___ RAW RECORDS ___

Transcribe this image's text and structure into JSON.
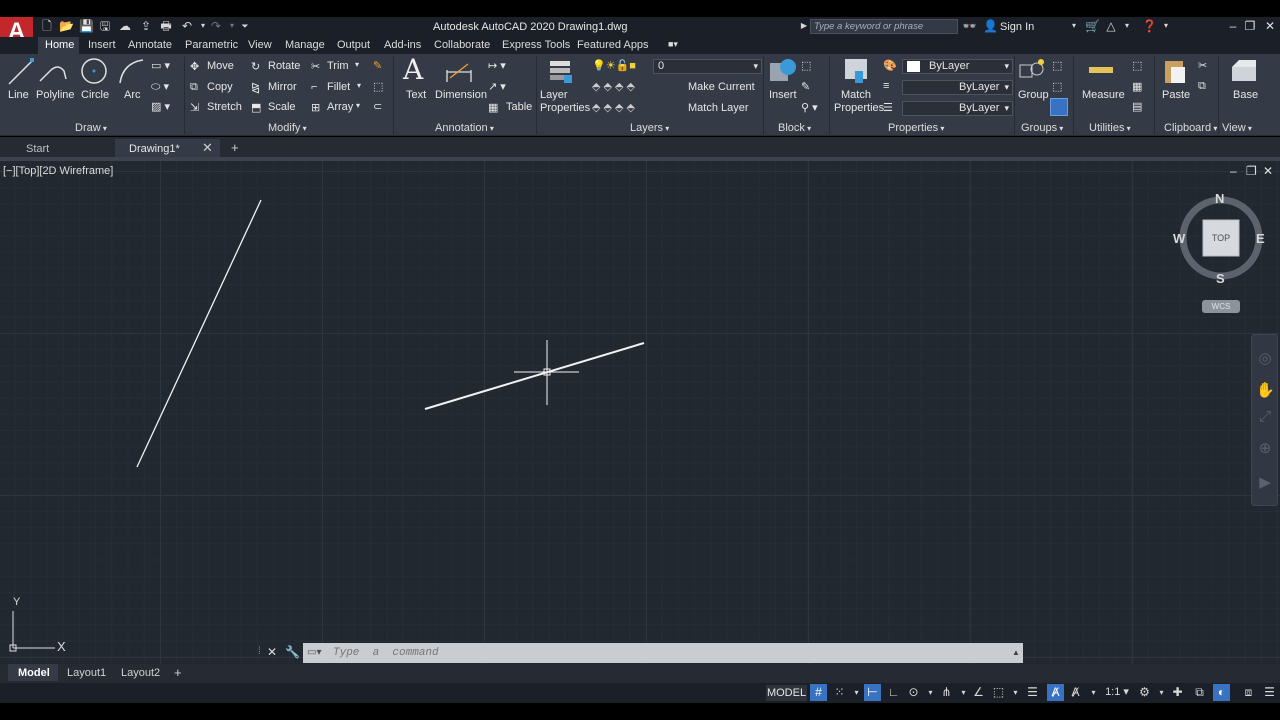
{
  "titlebar": {
    "title": "Autodesk AutoCAD 2020   Drawing1.dwg",
    "search_placeholder": "Type a keyword or phrase",
    "sign_in": "Sign In"
  },
  "ribbon_tabs": [
    "Home",
    "Insert",
    "Annotate",
    "Parametric",
    "View",
    "Manage",
    "Output",
    "Add-ins",
    "Collaborate",
    "Express Tools",
    "Featured Apps"
  ],
  "draw": {
    "title": "Draw",
    "line": "Line",
    "polyline": "Polyline",
    "circle": "Circle",
    "arc": "Arc"
  },
  "modify": {
    "title": "Modify",
    "move": "Move",
    "rotate": "Rotate",
    "trim": "Trim",
    "copy": "Copy",
    "mirror": "Mirror",
    "fillet": "Fillet",
    "stretch": "Stretch",
    "scale": "Scale",
    "array": "Array"
  },
  "annotation": {
    "title": "Annotation",
    "text": "Text",
    "dimension": "Dimension",
    "table": "Table"
  },
  "layers": {
    "title": "Layers",
    "layer_properties_1": "Layer",
    "layer_properties_2": "Properties",
    "current_layer": "0",
    "make_current": "Make Current",
    "match_layer": "Match Layer"
  },
  "block": {
    "title": "Block",
    "insert": "Insert"
  },
  "properties": {
    "title": "Properties",
    "match_1": "Match",
    "match_2": "Properties",
    "color": "ByLayer",
    "linetype": "ByLayer",
    "lineweight": "ByLayer"
  },
  "groups": {
    "title": "Groups",
    "group": "Group"
  },
  "utilities": {
    "title": "Utilities",
    "measure": "Measure"
  },
  "clipboard": {
    "title": "Clipboard",
    "paste": "Paste"
  },
  "view_panel": {
    "title": "View",
    "base": "Base"
  },
  "file_tabs": {
    "start": "Start",
    "drawing": "Drawing1*"
  },
  "viewport": {
    "label": "[−][Top][2D Wireframe]"
  },
  "viewcube": {
    "n": "N",
    "s": "S",
    "e": "E",
    "w": "W",
    "face": "TOP",
    "wcs": "WCS"
  },
  "ucs": {
    "x": "X",
    "y": "Y"
  },
  "command": {
    "placeholder": "Type  a  command"
  },
  "layout_tabs": {
    "model": "Model",
    "layout1": "Layout1",
    "layout2": "Layout2"
  },
  "status": {
    "model": "MODEL",
    "scale": "1:1"
  },
  "colors": {
    "accent": "#3872c2",
    "logo": "#c3272b",
    "canvas": "#212830",
    "ribbon": "#353b46"
  }
}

___

**WHAT THIS TASK INVOLVES:** Copy the data word for word. Pictures do not go in the copy.

**THE SOLUTION:**
Transcribe this image's text and structure into JSON.
{
  "titlebar": {
    "title": "Autodesk AutoCAD 2020   Drawing1.dwg",
    "search_placeholder": "Type a keyword or phrase",
    "sign_in": "Sign In"
  },
  "ribbon_tabs": [
    "Home",
    "Insert",
    "Annotate",
    "Parametric",
    "View",
    "Manage",
    "Output",
    "Add-ins",
    "Collaborate",
    "Express Tools",
    "Featured Apps"
  ],
  "draw": {
    "title": "Draw",
    "line": "Line",
    "polyline": "Polyline",
    "circle": "Circle",
    "arc": "Arc"
  },
  "modify": {
    "title": "Modify",
    "move": "Move",
    "rotate": "Rotate",
    "trim": "Trim",
    "copy": "Copy",
    "mirror": "Mirror",
    "fillet": "Fillet",
    "stretch": "Stretch",
    "scale": "Scale",
    "array": "Array"
  },
  "annotation": {
    "title": "Annotation",
    "text": "Text",
    "dimension": "Dimension",
    "table": "Table"
  },
  "layers": {
    "title": "Layers",
    "layer_properties_1": "Layer",
    "layer_properties_2": "Properties",
    "current_layer": "0",
    "make_current": "Make Current",
    "match_layer": "Match Layer"
  },
  "block": {
    "title": "Block",
    "insert": "Insert"
  },
  "properties": {
    "title": "Properties",
    "match_1": "Match",
    "match_2": "Properties",
    "color": "ByLayer",
    "linetype": "ByLayer",
    "lineweight": "ByLayer"
  },
  "groups": {
    "title": "Groups",
    "group": "Group"
  },
  "utilities": {
    "title": "Utilities",
    "measure": "Measure"
  },
  "clipboard": {
    "title": "Clipboard",
    "paste": "Paste"
  },
  "view_panel": {
    "title": "View",
    "base": "Base"
  },
  "file_tabs": {
    "start": "Start",
    "drawing": "Drawing1*"
  },
  "viewport": {
    "label": "[−][Top][2D Wireframe]"
  },
  "viewcube": {
    "n": "N",
    "s": "S",
    "e": "E",
    "w": "W",
    "face": "TOP",
    "wcs": "WCS"
  },
  "ucs": {
    "x": "X",
    "y": "Y"
  },
  "command": {
    "placeholder": "Type  a  command"
  },
  "layout_tabs": {
    "model": "Model",
    "layout1": "Layout1",
    "layout2": "Layout2"
  },
  "status": {
    "model": "MODEL",
    "scale": "1:1"
  },
  "colors": {
    "accent": "#3872c2",
    "logo": "#c3272b",
    "canvas": "#212830",
    "ribbon": "#353b46"
  }
}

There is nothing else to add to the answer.